— Start —

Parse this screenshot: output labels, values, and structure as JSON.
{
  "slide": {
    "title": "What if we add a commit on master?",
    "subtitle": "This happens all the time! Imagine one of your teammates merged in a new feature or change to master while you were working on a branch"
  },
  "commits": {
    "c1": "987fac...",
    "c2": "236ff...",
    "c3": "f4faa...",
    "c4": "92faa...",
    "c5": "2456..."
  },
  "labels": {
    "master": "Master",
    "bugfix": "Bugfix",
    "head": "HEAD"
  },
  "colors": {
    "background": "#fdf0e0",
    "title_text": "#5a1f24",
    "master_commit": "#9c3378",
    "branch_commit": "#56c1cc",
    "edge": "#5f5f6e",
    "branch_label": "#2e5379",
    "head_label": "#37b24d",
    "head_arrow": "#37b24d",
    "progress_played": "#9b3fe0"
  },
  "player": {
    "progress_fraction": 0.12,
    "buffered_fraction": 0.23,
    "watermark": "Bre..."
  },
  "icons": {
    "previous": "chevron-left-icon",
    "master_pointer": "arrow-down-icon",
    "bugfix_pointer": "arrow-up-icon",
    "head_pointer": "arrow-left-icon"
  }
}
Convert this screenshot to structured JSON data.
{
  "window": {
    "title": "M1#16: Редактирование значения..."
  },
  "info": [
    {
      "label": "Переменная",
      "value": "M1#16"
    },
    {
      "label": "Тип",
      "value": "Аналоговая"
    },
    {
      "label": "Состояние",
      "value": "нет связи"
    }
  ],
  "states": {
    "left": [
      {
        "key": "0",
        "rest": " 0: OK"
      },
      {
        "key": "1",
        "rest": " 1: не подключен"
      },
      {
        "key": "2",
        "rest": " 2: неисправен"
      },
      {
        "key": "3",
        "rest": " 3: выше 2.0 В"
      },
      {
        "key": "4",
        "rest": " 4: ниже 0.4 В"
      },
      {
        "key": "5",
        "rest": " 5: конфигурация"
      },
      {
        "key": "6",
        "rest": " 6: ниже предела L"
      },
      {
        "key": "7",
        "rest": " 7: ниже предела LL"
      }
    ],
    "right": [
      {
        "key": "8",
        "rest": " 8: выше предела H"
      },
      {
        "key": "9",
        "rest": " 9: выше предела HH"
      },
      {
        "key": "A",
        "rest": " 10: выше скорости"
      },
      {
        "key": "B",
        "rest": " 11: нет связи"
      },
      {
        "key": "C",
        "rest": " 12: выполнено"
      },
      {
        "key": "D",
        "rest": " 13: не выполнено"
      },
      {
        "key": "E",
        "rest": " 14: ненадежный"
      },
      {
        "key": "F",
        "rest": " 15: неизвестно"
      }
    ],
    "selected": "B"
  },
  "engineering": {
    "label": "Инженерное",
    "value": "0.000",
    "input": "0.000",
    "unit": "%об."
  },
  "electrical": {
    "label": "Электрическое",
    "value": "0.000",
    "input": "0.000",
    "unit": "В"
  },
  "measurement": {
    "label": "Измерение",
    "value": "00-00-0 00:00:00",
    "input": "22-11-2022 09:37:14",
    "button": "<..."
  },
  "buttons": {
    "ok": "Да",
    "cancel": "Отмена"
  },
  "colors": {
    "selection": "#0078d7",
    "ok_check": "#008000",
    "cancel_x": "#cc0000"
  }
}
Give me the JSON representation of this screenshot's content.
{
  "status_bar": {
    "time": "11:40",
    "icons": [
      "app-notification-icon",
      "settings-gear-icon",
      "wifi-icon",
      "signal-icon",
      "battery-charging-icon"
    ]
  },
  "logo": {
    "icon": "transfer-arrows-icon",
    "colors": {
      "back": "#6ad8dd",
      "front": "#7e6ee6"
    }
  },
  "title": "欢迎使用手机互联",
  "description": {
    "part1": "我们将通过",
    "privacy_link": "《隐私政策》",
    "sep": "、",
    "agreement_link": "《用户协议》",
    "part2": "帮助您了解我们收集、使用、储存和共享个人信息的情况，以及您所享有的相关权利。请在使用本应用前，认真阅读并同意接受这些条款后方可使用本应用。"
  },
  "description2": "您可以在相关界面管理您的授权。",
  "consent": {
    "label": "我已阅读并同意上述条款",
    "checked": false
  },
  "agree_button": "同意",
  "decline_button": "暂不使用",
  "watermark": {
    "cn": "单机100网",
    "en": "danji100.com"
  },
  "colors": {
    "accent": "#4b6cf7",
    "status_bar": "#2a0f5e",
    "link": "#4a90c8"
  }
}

— End —

EXERCISE GOAL: State the count of lines holding the string "left" in the listing above, and nothing else.

ANSWER FOR THIS EXERCISE: 3